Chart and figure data
· · · ·

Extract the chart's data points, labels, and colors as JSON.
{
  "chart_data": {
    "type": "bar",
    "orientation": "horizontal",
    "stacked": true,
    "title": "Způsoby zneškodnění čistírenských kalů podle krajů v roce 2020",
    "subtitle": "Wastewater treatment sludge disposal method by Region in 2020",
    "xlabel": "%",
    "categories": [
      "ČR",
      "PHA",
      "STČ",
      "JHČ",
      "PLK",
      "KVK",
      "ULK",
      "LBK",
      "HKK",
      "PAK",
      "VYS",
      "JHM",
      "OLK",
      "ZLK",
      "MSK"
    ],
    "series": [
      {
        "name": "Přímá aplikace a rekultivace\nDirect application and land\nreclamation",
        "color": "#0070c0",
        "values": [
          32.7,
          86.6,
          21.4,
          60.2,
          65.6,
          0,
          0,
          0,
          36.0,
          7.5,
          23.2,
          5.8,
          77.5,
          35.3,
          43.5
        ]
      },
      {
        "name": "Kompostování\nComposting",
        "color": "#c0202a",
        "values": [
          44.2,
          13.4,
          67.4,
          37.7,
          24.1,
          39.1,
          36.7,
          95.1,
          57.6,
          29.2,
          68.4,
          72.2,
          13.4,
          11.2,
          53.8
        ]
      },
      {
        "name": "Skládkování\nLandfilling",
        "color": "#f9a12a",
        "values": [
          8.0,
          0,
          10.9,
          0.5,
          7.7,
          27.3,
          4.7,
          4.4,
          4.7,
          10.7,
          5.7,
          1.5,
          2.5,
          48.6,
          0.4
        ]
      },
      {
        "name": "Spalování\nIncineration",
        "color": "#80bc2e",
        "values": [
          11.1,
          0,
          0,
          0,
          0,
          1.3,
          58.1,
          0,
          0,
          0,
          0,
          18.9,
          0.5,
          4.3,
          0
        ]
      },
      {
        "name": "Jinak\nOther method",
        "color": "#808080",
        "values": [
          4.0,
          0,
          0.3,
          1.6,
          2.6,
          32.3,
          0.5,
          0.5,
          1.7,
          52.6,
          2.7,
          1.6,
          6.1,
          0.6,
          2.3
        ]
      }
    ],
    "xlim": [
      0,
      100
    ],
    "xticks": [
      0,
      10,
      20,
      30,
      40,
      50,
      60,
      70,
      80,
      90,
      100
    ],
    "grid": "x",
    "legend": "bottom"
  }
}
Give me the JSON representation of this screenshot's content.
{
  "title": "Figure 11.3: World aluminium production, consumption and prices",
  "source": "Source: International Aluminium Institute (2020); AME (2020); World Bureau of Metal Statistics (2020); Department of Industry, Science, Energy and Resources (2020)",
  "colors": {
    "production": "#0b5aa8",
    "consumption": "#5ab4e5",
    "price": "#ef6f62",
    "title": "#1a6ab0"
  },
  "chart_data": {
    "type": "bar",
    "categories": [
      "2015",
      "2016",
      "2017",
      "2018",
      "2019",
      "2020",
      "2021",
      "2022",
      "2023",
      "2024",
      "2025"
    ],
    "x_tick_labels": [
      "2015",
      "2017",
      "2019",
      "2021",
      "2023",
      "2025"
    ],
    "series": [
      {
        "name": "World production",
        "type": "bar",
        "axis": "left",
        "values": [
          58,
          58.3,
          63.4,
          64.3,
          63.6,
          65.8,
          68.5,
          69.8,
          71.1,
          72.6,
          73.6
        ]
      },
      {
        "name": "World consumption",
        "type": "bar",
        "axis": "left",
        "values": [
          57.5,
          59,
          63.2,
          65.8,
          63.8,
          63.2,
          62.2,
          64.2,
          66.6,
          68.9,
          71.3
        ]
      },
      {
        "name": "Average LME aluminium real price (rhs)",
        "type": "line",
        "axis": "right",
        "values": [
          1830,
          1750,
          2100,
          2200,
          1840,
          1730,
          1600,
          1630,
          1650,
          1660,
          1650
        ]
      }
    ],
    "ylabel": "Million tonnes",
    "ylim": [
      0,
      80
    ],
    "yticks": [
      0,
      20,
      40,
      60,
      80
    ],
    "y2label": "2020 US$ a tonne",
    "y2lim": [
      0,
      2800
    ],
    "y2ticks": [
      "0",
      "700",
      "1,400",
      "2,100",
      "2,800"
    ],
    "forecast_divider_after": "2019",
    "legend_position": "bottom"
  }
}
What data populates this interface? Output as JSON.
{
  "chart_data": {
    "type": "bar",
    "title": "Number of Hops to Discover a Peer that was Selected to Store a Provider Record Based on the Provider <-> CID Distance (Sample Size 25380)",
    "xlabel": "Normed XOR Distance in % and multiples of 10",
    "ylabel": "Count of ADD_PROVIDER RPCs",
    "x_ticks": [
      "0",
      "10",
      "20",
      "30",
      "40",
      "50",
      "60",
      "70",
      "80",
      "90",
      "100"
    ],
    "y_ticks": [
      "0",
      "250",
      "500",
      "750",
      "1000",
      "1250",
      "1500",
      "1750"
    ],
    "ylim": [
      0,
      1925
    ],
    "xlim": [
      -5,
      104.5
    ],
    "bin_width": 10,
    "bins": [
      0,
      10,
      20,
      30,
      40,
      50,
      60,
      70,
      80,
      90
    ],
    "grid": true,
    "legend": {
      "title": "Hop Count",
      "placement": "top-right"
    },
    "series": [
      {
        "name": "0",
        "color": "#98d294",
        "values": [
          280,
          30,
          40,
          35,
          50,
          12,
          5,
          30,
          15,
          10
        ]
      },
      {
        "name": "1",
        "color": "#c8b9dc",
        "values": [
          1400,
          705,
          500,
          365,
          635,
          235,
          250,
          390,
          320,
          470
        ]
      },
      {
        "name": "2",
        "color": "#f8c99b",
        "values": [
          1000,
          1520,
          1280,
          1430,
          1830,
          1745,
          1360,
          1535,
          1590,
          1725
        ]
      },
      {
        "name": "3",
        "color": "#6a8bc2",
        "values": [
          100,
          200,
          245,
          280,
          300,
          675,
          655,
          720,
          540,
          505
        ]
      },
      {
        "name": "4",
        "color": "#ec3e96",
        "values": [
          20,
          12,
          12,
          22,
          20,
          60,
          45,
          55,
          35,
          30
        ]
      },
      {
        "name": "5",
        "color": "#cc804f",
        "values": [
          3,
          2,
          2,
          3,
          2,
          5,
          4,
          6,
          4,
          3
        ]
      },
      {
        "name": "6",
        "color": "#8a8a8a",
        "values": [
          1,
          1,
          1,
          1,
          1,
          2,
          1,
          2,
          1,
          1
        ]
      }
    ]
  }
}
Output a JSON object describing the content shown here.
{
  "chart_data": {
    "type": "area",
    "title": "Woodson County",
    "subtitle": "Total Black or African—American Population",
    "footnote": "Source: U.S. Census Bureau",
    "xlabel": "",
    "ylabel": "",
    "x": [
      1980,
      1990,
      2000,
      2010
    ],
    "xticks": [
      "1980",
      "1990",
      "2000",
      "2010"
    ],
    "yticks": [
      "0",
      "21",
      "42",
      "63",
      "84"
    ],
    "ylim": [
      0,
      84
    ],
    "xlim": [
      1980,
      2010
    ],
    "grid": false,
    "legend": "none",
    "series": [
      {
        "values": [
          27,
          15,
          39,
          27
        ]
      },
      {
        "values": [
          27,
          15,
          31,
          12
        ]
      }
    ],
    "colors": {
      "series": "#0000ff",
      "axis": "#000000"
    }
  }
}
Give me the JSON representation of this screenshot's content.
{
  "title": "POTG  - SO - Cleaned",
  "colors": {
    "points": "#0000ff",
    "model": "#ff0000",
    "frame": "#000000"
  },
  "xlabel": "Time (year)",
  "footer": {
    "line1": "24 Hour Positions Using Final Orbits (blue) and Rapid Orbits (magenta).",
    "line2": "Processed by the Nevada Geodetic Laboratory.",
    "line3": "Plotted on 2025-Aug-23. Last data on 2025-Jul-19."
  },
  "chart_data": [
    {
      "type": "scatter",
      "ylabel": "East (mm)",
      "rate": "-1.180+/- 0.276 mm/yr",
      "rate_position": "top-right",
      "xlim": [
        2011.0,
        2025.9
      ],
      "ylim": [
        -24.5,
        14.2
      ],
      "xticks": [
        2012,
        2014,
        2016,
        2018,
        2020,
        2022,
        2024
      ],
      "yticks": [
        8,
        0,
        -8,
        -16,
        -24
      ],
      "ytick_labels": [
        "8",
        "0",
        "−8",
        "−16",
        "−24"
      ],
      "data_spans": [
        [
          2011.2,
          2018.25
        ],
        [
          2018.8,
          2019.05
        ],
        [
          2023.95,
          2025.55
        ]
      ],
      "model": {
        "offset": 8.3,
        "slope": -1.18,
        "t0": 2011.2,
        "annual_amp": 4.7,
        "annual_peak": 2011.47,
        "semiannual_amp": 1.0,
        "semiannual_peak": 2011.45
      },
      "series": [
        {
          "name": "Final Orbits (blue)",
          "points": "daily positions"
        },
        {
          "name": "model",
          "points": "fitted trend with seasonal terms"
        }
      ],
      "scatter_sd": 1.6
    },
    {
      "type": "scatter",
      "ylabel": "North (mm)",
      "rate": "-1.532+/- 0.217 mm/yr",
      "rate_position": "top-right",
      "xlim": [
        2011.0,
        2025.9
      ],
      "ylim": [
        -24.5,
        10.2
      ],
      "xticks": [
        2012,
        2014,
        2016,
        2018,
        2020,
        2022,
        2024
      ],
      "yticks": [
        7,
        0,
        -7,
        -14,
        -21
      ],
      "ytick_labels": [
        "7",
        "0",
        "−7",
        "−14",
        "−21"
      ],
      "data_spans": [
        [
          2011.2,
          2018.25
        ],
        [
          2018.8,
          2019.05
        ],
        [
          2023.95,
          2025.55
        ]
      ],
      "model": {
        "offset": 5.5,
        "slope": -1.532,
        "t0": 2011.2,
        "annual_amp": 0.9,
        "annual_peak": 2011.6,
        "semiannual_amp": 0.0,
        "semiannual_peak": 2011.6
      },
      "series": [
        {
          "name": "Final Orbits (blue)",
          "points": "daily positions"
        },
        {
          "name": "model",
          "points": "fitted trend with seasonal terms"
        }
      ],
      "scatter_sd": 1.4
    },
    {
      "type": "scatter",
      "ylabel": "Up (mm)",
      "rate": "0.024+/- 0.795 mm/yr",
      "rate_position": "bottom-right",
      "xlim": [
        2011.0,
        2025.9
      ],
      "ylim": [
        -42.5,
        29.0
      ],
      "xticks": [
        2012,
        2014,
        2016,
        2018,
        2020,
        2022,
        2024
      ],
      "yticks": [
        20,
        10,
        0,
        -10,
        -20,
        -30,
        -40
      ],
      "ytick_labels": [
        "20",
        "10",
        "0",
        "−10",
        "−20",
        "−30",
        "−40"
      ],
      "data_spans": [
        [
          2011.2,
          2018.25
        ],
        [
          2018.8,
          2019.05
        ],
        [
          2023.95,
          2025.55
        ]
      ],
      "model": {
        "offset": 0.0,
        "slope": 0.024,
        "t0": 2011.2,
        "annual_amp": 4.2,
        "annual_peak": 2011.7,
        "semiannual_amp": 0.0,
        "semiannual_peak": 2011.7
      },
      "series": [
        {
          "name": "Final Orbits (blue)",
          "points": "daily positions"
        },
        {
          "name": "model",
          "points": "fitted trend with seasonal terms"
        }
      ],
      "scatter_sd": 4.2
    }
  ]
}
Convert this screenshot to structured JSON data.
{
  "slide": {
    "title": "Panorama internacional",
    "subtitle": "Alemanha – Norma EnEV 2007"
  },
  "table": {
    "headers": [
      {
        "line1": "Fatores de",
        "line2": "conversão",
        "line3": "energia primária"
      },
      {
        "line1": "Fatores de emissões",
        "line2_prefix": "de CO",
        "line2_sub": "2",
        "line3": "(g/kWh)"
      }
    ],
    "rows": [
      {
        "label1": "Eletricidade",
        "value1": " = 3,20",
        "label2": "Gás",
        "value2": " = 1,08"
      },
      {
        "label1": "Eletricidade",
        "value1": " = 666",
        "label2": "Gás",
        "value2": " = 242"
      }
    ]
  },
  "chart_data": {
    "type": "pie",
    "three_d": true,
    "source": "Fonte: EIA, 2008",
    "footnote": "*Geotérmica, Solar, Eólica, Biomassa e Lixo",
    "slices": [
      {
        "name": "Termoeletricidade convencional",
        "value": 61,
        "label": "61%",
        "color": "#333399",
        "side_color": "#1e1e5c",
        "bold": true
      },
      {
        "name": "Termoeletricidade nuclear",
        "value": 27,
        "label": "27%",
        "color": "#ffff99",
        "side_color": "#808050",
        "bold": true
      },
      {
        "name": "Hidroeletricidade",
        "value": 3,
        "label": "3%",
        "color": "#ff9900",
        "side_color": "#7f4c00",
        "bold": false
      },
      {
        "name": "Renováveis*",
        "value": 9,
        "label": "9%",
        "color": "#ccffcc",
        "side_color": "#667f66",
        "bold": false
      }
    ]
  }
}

· · · ·

EXERCISE REQUIREMENTS
Go through the preceding material and copy each line that has the word "bottom".

SOLUTION FOR THIS TASK
    "legend": "bottom"
    "legend_position": "bottom"
      "rate_position": "bottom-right",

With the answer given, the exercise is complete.